# Given instruction
Reproduce, character for character, the material from the line containing "For every button, label, input, icon, or" through the line containing "save-icon (477, 704, 488, 716)", inclusive, and omit the pictures from your answer.

# Records for processing
______________________________

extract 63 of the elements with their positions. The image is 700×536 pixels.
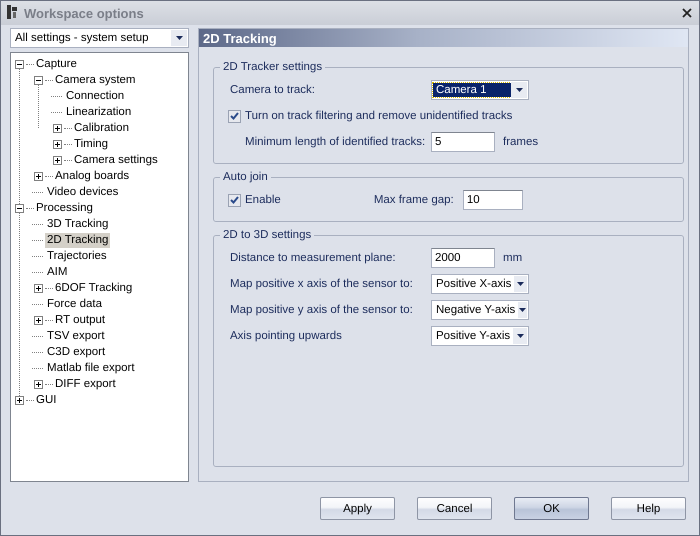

______________________________

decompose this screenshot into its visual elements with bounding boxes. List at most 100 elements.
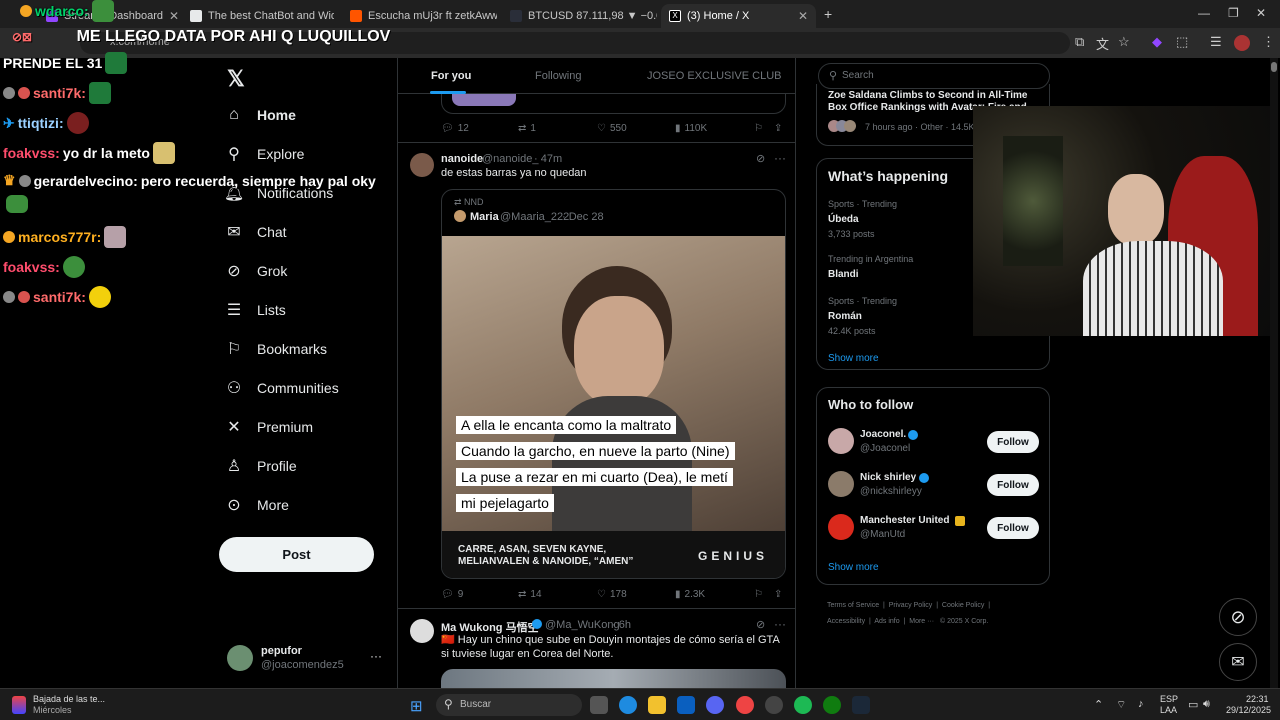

______________________________

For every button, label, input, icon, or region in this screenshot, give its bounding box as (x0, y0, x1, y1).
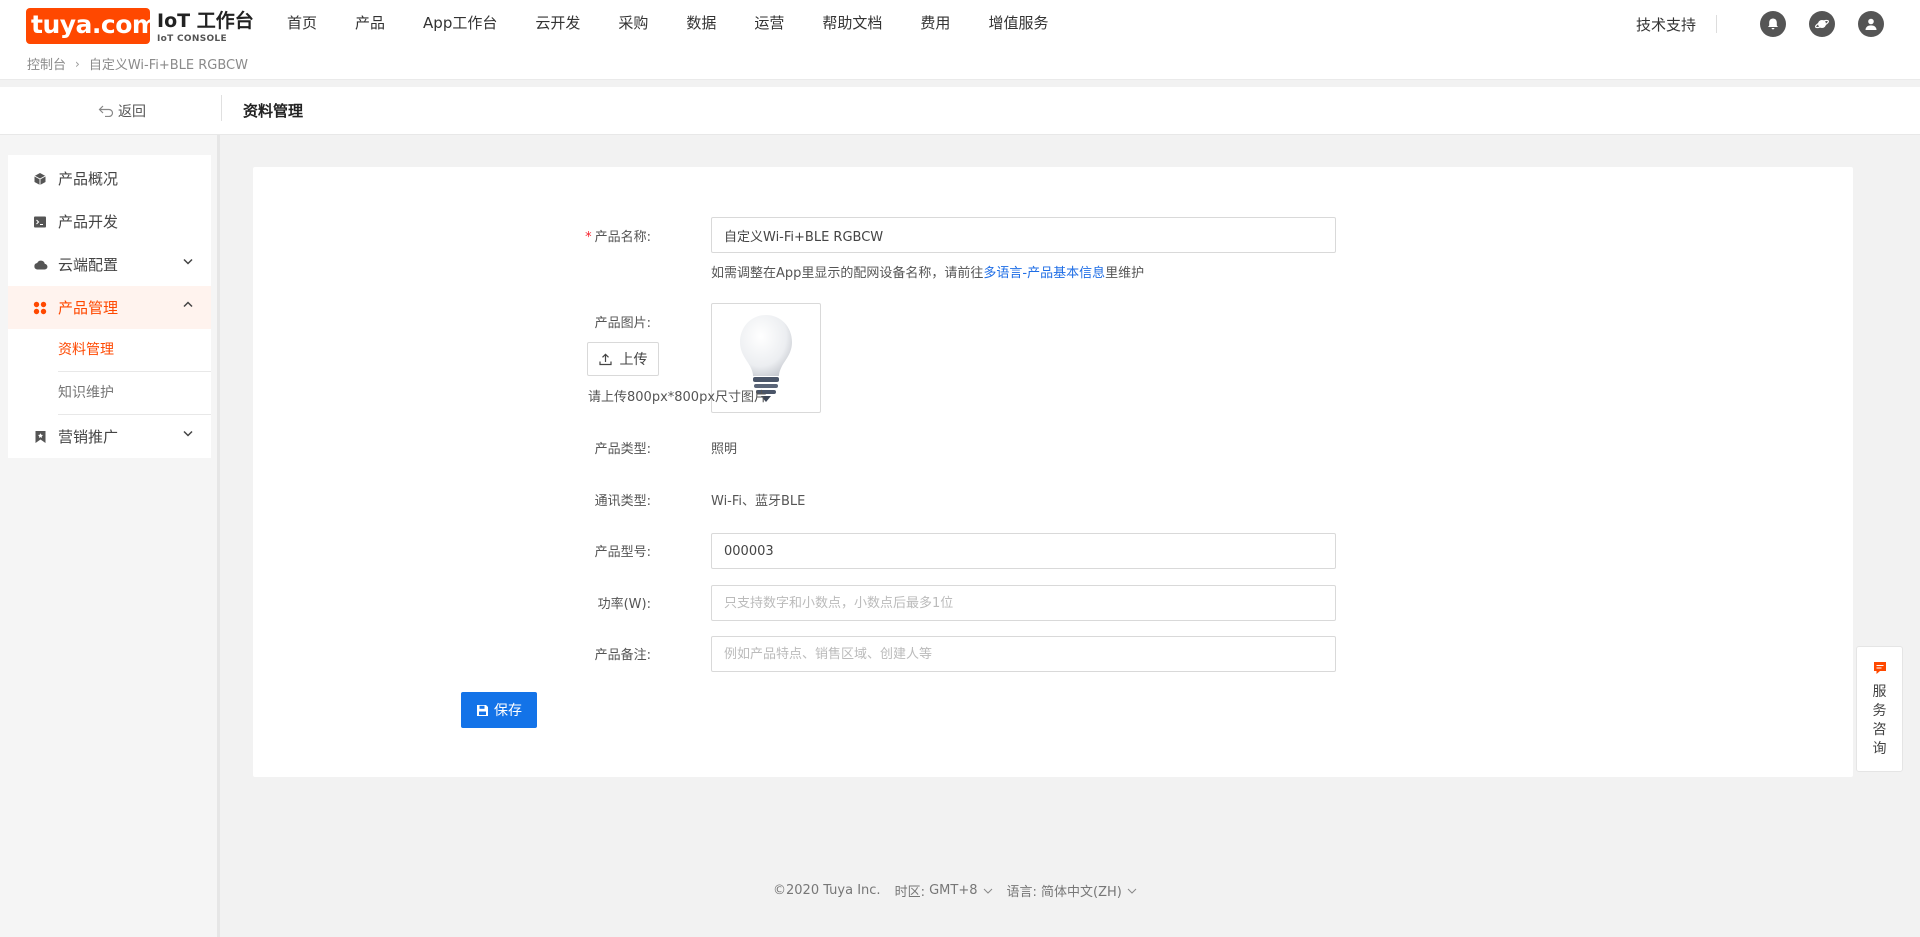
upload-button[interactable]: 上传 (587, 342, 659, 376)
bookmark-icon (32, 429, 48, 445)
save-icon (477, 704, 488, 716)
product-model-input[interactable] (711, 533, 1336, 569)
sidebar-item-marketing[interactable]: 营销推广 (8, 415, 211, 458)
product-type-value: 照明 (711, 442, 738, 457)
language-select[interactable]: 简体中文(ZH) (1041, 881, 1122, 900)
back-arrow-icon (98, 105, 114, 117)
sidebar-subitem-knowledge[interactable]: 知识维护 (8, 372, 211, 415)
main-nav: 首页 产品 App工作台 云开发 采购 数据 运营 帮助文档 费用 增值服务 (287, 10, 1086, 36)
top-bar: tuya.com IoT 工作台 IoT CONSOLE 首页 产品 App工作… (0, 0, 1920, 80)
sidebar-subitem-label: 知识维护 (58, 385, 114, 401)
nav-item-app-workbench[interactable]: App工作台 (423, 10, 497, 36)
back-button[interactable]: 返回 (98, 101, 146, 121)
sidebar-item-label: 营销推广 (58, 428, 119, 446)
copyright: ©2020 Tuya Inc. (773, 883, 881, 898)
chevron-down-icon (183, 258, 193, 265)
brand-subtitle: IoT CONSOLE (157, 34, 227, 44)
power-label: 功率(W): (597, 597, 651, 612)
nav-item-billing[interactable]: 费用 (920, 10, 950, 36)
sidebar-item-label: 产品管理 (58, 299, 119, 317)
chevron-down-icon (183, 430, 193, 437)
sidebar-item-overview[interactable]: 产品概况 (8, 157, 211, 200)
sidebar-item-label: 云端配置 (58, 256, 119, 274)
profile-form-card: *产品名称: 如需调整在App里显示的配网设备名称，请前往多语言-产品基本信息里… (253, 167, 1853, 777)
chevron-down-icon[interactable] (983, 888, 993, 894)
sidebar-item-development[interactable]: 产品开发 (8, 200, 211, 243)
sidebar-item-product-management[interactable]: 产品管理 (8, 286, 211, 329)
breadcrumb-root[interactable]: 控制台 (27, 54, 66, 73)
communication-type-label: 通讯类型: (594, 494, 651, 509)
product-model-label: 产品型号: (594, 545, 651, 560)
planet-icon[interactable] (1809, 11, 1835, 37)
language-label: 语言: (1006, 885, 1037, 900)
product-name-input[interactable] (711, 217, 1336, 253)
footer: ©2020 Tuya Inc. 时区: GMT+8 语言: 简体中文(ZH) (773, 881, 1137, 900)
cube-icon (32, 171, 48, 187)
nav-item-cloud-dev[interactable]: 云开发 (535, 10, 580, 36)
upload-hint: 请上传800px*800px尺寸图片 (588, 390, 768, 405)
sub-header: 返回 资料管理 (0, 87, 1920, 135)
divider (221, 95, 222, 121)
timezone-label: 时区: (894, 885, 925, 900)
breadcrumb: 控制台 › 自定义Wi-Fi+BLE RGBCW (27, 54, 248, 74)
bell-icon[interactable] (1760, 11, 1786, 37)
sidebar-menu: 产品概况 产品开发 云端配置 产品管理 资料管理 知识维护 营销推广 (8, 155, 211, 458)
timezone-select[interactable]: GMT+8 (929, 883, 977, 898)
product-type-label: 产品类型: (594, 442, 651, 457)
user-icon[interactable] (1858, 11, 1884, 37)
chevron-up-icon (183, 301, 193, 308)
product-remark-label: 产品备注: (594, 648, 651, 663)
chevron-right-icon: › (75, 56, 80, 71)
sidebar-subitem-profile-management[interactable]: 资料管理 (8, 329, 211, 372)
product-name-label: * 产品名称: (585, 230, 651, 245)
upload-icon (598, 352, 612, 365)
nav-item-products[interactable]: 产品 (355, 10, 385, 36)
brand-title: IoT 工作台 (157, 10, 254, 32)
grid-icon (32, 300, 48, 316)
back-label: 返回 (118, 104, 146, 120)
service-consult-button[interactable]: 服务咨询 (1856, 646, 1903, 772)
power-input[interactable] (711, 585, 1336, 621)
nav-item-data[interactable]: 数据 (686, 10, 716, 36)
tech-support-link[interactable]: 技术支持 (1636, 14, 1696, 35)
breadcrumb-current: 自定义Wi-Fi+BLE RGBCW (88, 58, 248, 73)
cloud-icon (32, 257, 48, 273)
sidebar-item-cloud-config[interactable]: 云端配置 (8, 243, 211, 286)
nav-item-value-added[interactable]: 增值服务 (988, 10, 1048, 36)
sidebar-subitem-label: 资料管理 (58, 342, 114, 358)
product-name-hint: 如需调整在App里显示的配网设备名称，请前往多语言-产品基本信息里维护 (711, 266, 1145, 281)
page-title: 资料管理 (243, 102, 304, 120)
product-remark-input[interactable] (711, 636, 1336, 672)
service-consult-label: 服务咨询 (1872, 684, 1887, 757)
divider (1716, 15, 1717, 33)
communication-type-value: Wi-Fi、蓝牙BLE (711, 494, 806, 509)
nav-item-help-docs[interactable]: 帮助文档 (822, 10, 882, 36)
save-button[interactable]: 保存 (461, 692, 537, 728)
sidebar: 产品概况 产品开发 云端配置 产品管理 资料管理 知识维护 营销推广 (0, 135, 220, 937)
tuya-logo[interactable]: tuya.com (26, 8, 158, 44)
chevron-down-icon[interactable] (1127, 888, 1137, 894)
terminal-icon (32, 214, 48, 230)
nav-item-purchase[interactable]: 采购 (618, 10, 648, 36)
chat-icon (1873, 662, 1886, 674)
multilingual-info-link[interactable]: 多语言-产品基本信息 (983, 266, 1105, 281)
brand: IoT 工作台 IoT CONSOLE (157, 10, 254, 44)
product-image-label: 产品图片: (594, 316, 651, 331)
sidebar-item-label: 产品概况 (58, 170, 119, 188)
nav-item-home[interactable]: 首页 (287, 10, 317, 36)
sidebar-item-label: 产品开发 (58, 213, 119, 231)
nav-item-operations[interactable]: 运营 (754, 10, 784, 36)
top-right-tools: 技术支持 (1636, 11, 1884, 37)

______________________________

# Output
For every button, label, input, icon, or region in this screenshot, give its bounding box as (x0, y0, x1, y1).
upload-button[interactable]: 上传 (587, 342, 659, 376)
bookmark-icon (32, 429, 48, 445)
save-icon (477, 704, 488, 716)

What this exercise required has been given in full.